#### Work to be completed:
Reproduce the listing exactly, with no pictures in your copy.

#### Records provided:
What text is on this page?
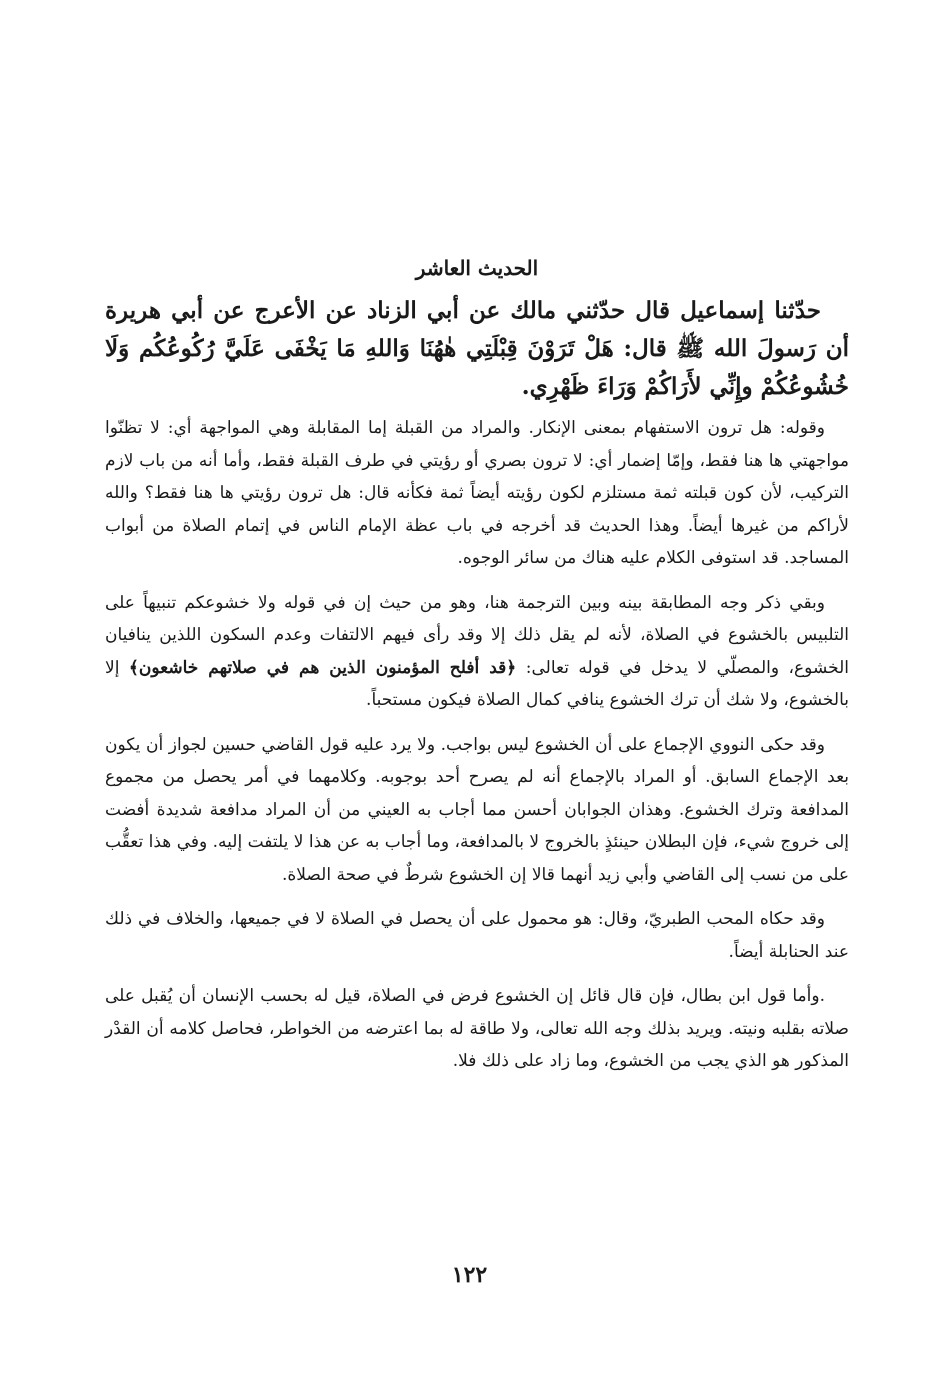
الحديث العاشر

حدّثنا إسماعيل قال حدّثني مالك عن أبي الزناد عن الأعرج عن أبي هريرة أن رَسولَ الله ﷺ قال: هَلْ تَرَوْنَ قِبْلَتِي هٰهُنَا وَاللهِ مَا يَخْفَى عَلَيَّ رُكُوعُكُم وَلَا خُشُوعُكُمْ وإِنِّي لأَرَاكُمْ وَرَاءَ ظَهْرِي.

وقوله: هل ترون الاستفهام بمعنى الإنكار. والمراد من القبلة إما المقابلة وهي المواجهة أي: لا تظنّوا مواجهتي ها هنا فقط، وإمّا إضمار أي: لا ترون بصري أو رؤيتي في طرف القبلة فقط، وأما أنه من باب لازم التركيب، لأن كون قبلته ثمة مستلزم لكون رؤيته أيضاً ثمة فكأنه قال: هل ترون رؤيتي ها هنا فقط؟ والله لأراكم من غيرها أيضاً. وهذا الحديث قد أخرجه في باب عظة الإمام الناس في إتمام الصلاة من أبواب المساجد. قد استوفى الكلام عليه هناك من سائر الوجوه.

وبقي ذكر وجه المطابقة بينه وبين الترجمة هنا، وهو من حيث إن في قوله ولا خشوعكم تنبيهاً على التلبيس بالخشوع في الصلاة، لأنه لم يقل ذلك إلا وقد رأى فيهم الالتفات وعدم السكون اللذين ينافيان الخشوع، والمصلّي لا يدخل في قوله تعالى: ﴿قد أفلح المؤمنون الذين هم في صلاتهم خاشعون﴾ إلا بالخشوع، ولا شك أن ترك الخشوع ينافي كمال الصلاة فيكون مستحباً.

وقد حكى النووي الإجماع على أن الخشوع ليس بواجب. ولا يرد عليه قول القاضي حسين لجواز أن يكون بعد الإجماع السابق. أو المراد بالإجماع أنه لم يصرح أحد بوجوبه. وكلامهما في أمر يحصل من مجموع المدافعة وترك الخشوع. وهذان الجوابان أحسن مما أجاب به العيني من أن المراد مدافعة شديدة أفضت إلى خروج شيء، فإن البطلان حينئذٍ بالخروج لا بالمدافعة، وما أجاب به عن هذا لا يلتفت إليه. وفي هذا تعقُّب على من نسب إلى القاضي وأبي زيد أنهما قالا إن الخشوع شرطٌ في صحة الصلاة.

وقد حكاه المحب الطبريّ، وقال: هو محمول على أن يحصل في الصلاة لا في جميعها، والخلاف في ذلك عند الحنابلة أيضاً.

.وأما قول ابن بطال، فإن قال قائل إن الخشوع فرض في الصلاة، قيل له بحسب الإنسان أن يُقبل على صلاته بقلبه ونيته. ويريد بذلك وجه الله تعالى، ولا طاقة له بما اعترضه من الخواطر، فحاصل كلامه أن القدْر المذكور هو الذي يجب من الخشوع، وما زاد على ذلك فلا.

١٢٢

#### Task answer:
What text is on this page?
الحديث العاشر

حدّثنا إسماعيل قال حدّثني مالك عن أبي الزناد عن الأعرج عن أبي هريرة أن رَسولَ الله ﷺ قال: هَلْ تَرَوْنَ قِبْلَتِي هٰهُنَا وَاللهِ مَا يَخْفَى عَلَيَّ رُكُوعُكُم وَلَا خُشُوعُكُمْ وإِنِّي لأَرَاكُمْ وَرَاءَ ظَهْرِي.

وقوله: هل ترون الاستفهام بمعنى الإنكار. والمراد من القبلة إما المقابلة وهي المواجهة أي: لا تظنّوا مواجهتي ها هنا فقط، وإمّا إضمار أي: لا ترون بصري أو رؤيتي في طرف القبلة فقط، وأما أنه من باب لازم التركيب، لأن كون قبلته ثمة مستلزم لكون رؤيته أيضاً ثمة فكأنه قال: هل ترون رؤيتي ها هنا فقط؟ والله لأراكم من غيرها أيضاً. وهذا الحديث قد أخرجه في باب عظة الإمام الناس في إتمام الصلاة من أبواب المساجد. قد استوفى الكلام عليه هناك من سائر الوجوه.

وبقي ذكر وجه المطابقة بينه وبين الترجمة هنا، وهو من حيث إن في قوله ولا خشوعكم تنبيهاً على التلبيس بالخشوع في الصلاة، لأنه لم يقل ذلك إلا وقد رأى فيهم الالتفات وعدم السكون اللذين ينافيان الخشوع، والمصلّي لا يدخل في قوله تعالى: ﴿قد أفلح المؤمنون الذين هم في صلاتهم خاشعون﴾ إلا بالخشوع، ولا شك أن ترك الخشوع ينافي كمال الصلاة فيكون مستحباً.

وقد حكى النووي الإجماع على أن الخشوع ليس بواجب. ولا يرد عليه قول القاضي حسين لجواز أن يكون بعد الإجماع السابق. أو المراد بالإجماع أنه لم يصرح أحد بوجوبه. وكلامهما في أمر يحصل من مجموع المدافعة وترك الخشوع. وهذان الجوابان أحسن مما أجاب به العيني من أن المراد مدافعة شديدة أفضت إلى خروج شيء، فإن البطلان حينئذٍ بالخروج لا بالمدافعة، وما أجاب به عن هذا لا يلتفت إليه. وفي هذا تعقُّب على من نسب إلى القاضي وأبي زيد أنهما قالا إن الخشوع شرطٌ في صحة الصلاة.

وقد حكاه المحب الطبريّ، وقال: هو محمول على أن يحصل في الصلاة لا في جميعها، والخلاف في ذلك عند الحنابلة أيضاً.

.وأما قول ابن بطال، فإن قال قائل إن الخشوع فرض في الصلاة، قيل له بحسب الإنسان أن يُقبل على صلاته بقلبه ونيته. ويريد بذلك وجه الله تعالى، ولا طاقة له بما اعترضه من الخواطر، فحاصل كلامه أن القدْر المذكور هو الذي يجب من الخشوع، وما زاد على ذلك فلا.

١٢٢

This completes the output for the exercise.